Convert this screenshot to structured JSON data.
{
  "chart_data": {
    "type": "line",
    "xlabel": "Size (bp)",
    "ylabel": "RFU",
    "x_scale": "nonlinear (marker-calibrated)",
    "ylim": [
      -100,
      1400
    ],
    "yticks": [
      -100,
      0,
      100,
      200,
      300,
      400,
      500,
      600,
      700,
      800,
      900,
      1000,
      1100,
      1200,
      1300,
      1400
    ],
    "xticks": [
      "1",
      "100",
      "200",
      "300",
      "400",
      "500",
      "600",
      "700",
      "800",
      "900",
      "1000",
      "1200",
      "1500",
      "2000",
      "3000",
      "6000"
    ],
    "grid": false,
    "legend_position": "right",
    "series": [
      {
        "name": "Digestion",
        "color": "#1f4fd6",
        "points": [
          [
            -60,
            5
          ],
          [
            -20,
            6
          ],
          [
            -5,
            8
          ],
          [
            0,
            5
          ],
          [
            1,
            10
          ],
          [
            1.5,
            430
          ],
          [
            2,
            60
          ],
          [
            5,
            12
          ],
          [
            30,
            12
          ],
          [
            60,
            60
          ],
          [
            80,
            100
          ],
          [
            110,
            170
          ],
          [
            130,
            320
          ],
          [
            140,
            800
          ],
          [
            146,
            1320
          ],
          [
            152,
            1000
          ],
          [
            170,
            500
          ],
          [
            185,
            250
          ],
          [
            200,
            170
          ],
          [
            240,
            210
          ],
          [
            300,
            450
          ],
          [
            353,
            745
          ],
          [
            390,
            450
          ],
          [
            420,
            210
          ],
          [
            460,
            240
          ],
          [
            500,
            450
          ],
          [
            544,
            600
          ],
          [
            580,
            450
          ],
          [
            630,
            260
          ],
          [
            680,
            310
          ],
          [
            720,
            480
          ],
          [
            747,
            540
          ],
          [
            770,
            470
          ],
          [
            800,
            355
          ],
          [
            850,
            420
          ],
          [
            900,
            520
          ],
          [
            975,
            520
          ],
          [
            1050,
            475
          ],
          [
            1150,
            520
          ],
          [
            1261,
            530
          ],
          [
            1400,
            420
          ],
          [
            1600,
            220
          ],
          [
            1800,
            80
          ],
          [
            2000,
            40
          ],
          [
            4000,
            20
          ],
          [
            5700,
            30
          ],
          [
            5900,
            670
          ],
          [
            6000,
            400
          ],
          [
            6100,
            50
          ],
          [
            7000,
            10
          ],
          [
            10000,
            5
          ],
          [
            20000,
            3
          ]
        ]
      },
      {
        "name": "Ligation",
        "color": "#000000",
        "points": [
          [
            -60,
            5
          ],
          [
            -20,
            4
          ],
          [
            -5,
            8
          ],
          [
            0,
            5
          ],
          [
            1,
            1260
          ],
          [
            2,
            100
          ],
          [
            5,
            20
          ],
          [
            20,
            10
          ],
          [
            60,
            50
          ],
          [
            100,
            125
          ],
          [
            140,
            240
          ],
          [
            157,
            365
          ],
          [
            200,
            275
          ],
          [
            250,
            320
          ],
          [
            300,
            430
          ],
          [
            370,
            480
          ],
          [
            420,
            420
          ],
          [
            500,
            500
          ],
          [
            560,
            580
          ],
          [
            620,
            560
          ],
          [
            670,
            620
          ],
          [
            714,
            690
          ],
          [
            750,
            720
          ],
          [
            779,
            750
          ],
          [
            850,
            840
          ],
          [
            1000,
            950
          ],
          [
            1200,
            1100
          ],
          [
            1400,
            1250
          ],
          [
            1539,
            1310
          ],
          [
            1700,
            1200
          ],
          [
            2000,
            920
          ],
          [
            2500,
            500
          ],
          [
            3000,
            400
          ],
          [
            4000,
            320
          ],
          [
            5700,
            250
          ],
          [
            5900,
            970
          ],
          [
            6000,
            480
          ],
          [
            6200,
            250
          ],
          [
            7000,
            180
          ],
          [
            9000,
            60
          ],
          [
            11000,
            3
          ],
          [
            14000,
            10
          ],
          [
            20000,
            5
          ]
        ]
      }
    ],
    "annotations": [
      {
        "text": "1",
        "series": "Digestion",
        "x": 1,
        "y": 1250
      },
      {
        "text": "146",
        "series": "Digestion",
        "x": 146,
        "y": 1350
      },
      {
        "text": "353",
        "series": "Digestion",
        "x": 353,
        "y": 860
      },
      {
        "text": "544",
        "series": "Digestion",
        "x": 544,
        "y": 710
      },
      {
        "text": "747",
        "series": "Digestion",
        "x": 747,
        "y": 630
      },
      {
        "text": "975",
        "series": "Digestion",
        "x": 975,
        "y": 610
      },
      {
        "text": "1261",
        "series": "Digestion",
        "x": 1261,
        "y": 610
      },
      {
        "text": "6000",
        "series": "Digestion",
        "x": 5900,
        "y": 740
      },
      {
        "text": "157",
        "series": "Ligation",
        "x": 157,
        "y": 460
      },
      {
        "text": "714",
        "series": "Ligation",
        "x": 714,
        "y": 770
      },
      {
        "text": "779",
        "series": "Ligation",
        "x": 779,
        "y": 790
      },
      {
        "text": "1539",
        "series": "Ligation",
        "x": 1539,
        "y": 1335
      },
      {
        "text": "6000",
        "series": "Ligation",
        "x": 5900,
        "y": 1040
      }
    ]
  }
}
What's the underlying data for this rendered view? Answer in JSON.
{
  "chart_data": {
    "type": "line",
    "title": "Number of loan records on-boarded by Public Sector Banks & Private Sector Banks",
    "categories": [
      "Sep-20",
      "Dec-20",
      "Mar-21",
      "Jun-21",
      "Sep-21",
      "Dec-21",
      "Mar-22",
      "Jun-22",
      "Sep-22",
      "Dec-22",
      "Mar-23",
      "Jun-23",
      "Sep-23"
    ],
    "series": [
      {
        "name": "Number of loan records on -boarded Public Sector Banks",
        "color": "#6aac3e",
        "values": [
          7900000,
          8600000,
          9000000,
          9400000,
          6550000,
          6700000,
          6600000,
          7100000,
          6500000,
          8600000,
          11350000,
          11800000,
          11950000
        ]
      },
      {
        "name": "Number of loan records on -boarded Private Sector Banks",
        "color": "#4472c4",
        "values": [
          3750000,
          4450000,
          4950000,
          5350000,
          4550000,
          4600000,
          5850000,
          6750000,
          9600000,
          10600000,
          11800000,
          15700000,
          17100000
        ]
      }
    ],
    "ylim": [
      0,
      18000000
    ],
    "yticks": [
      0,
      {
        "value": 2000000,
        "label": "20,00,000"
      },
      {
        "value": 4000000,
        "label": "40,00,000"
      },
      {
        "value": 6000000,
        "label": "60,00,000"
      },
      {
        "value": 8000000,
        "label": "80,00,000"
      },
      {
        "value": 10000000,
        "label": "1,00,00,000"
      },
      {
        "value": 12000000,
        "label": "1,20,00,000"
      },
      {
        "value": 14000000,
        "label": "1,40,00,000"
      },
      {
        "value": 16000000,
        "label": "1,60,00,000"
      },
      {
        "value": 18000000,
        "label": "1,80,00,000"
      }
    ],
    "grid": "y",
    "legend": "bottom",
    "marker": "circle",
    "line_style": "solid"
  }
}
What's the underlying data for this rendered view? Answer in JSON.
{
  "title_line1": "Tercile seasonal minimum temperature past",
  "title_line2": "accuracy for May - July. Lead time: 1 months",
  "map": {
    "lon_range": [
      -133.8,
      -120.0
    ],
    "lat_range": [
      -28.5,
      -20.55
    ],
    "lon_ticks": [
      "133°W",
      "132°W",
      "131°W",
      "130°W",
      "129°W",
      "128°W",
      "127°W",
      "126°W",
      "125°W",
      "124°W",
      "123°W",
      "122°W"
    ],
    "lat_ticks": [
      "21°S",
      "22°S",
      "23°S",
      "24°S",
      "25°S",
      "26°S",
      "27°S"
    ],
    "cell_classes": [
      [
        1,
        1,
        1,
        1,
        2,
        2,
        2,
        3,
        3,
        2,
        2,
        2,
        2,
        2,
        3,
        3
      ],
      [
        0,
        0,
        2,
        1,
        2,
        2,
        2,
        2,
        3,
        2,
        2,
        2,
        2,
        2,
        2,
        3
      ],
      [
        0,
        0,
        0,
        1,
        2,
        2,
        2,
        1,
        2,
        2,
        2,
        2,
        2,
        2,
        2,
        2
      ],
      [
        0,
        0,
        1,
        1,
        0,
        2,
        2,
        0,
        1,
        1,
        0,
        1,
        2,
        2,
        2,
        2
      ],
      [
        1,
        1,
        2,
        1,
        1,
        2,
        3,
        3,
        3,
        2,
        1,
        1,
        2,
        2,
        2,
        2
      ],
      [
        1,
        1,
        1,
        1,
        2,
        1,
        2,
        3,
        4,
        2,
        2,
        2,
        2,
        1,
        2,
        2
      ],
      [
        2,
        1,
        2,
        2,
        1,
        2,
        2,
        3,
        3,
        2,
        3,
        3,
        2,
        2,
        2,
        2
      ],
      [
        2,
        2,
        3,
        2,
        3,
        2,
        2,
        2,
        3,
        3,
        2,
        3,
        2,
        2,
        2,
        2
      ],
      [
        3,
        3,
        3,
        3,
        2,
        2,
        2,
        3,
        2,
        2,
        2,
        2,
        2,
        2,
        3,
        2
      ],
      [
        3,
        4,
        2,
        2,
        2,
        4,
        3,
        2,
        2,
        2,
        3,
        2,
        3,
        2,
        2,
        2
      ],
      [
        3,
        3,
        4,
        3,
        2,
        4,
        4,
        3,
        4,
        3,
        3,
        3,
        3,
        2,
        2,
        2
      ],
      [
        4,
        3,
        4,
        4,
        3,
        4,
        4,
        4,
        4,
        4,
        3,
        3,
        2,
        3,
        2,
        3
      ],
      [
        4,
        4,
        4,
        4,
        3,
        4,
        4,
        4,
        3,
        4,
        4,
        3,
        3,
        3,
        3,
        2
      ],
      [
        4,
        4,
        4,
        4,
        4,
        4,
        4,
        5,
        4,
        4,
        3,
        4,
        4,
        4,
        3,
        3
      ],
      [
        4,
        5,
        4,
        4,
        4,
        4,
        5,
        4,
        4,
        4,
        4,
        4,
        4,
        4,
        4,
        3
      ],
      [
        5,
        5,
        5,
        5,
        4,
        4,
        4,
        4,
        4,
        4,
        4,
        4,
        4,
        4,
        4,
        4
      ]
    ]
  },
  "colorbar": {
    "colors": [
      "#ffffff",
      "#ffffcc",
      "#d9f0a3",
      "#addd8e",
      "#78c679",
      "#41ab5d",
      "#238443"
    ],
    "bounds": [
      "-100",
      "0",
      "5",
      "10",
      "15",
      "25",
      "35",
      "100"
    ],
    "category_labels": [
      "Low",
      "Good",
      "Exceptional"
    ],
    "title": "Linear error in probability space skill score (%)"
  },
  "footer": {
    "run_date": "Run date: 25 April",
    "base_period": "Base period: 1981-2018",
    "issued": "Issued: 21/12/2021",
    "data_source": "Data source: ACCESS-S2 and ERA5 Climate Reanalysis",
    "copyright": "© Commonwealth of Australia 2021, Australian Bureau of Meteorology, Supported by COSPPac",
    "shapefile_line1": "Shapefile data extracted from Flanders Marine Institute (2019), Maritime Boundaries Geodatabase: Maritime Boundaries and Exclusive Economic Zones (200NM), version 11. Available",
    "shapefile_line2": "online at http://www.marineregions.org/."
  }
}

_ _ _ _ _

* What you are asked to do *
Scan the entries above. Copy each line that has the string "Sector".

* Full response *
    "title": "Number of loan records on-boarded by Public Sector Banks & Private Sector Banks",
        "name": "Number of loan records on -boarded Public Sector Banks",
        "name": "Number of loan records on -boarded Private Sector Banks",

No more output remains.